Wherever the word "System" turns up in a line of the entries, copy that line.

-- start of RECORDS TO USE --

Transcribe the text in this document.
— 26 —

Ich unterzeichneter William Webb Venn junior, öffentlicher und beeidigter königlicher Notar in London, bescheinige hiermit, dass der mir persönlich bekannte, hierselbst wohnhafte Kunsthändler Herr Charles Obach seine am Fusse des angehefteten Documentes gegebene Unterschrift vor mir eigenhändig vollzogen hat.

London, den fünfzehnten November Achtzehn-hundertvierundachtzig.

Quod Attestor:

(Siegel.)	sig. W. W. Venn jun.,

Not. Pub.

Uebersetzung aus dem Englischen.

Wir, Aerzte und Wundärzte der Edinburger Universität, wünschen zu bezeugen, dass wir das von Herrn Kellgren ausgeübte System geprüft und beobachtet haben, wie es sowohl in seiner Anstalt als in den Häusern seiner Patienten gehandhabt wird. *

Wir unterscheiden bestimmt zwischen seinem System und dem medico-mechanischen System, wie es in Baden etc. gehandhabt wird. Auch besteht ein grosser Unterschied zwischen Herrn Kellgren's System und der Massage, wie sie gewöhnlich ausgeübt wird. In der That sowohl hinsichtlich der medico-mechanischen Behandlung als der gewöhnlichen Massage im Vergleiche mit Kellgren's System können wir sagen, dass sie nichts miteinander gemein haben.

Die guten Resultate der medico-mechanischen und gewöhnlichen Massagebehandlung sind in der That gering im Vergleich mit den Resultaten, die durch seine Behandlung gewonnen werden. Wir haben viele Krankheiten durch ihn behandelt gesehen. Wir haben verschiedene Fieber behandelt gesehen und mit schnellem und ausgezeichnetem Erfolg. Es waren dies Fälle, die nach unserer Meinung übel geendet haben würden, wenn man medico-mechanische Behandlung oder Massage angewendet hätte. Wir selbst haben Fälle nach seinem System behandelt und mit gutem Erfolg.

-- end of RECORDS TO USE --
-- start of RECORDS TO USE --

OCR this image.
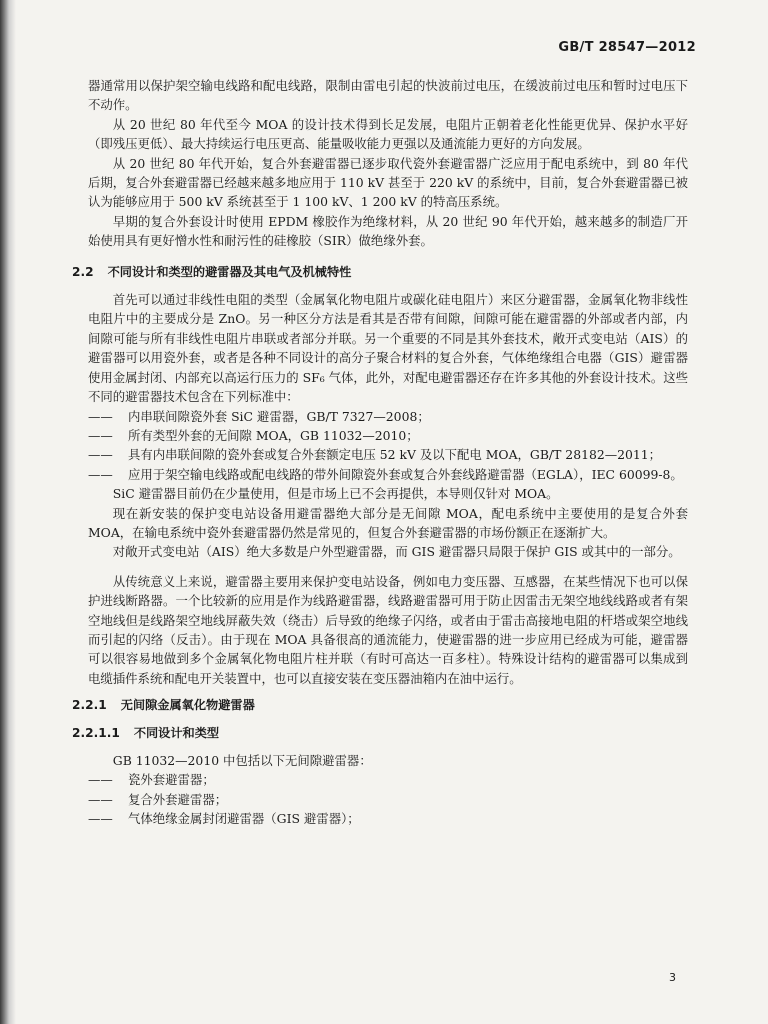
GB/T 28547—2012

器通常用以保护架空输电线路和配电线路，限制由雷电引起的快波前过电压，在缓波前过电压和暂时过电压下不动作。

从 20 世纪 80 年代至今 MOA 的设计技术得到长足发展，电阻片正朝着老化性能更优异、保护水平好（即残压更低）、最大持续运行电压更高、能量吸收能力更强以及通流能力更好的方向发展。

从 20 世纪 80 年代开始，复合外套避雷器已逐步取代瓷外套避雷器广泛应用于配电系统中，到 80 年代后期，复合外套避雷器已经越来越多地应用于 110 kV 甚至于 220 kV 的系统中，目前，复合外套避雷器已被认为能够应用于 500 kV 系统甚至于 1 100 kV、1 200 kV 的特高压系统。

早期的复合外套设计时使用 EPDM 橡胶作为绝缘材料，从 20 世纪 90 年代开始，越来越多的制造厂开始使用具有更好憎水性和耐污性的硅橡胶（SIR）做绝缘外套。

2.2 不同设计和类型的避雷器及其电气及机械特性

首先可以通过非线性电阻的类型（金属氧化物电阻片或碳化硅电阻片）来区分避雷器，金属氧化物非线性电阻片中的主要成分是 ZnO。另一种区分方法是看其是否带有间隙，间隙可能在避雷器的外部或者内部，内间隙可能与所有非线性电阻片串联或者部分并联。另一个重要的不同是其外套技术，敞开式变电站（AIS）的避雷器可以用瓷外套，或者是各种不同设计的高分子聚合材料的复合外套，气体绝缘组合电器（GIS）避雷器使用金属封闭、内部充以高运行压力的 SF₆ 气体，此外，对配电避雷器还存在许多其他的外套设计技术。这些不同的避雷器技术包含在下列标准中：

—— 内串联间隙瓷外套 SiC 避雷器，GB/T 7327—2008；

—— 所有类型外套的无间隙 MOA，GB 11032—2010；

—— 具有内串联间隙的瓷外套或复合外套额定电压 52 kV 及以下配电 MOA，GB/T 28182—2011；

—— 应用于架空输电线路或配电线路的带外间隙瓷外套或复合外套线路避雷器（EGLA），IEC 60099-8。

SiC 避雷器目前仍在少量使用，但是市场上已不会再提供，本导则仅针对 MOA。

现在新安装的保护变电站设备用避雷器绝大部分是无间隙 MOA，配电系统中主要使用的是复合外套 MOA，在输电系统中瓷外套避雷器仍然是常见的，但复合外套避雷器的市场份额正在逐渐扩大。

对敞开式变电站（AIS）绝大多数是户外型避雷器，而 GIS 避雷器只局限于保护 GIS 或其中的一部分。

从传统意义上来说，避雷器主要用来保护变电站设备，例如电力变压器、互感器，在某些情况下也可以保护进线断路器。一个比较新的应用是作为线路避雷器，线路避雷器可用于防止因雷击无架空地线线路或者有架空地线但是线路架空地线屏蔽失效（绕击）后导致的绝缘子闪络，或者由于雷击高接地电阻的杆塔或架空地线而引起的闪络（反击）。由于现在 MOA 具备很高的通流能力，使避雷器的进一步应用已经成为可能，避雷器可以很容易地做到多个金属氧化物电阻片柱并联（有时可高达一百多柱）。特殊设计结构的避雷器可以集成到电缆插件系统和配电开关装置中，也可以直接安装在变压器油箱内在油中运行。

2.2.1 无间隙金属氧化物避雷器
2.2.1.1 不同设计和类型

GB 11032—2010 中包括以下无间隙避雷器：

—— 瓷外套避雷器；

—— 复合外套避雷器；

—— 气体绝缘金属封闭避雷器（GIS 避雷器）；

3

-- end of RECORDS TO USE --

## [FINISHED EXERCISE]
Wir, Aerzte und Wundärzte der Edinburger Universität, wünschen zu bezeugen, dass wir das von Herrn Kellgren ausgeübte System geprüft und beobachtet haben, wie es sowohl in seiner Anstalt als in den Häusern seiner Patienten gehandhabt wird. *
Wir unterscheiden bestimmt zwischen seinem System und dem medico-mechanischen System, wie es in Baden etc. gehandhabt wird. Auch besteht ein grosser Unterschied zwischen Herrn Kellgren's System und der Massage, wie sie gewöhnlich ausgeübt wird. In der That sowohl hinsichtlich der medico-mechanischen Behandlung als der gewöhnlichen Massage im Vergleiche mit Kellgren's System können wir sagen, dass sie nichts miteinander gemein haben.
Die guten Resultate der medico-mechanischen und gewöhnlichen Massagebehandlung sind in der That gering im Vergleich mit den Resultaten, die durch seine Behandlung gewonnen werden. Wir haben viele Krankheiten durch ihn behandelt gesehen. Wir haben verschiedene Fieber behandelt gesehen und mit schnellem und ausgezeichnetem Erfolg. Es waren dies Fälle, die nach unserer Meinung übel geendet haben würden, wenn man medico-mechanische Behandlung oder Massage angewendet hätte. Wir selbst haben Fälle nach seinem System behandelt und mit gutem Erfolg.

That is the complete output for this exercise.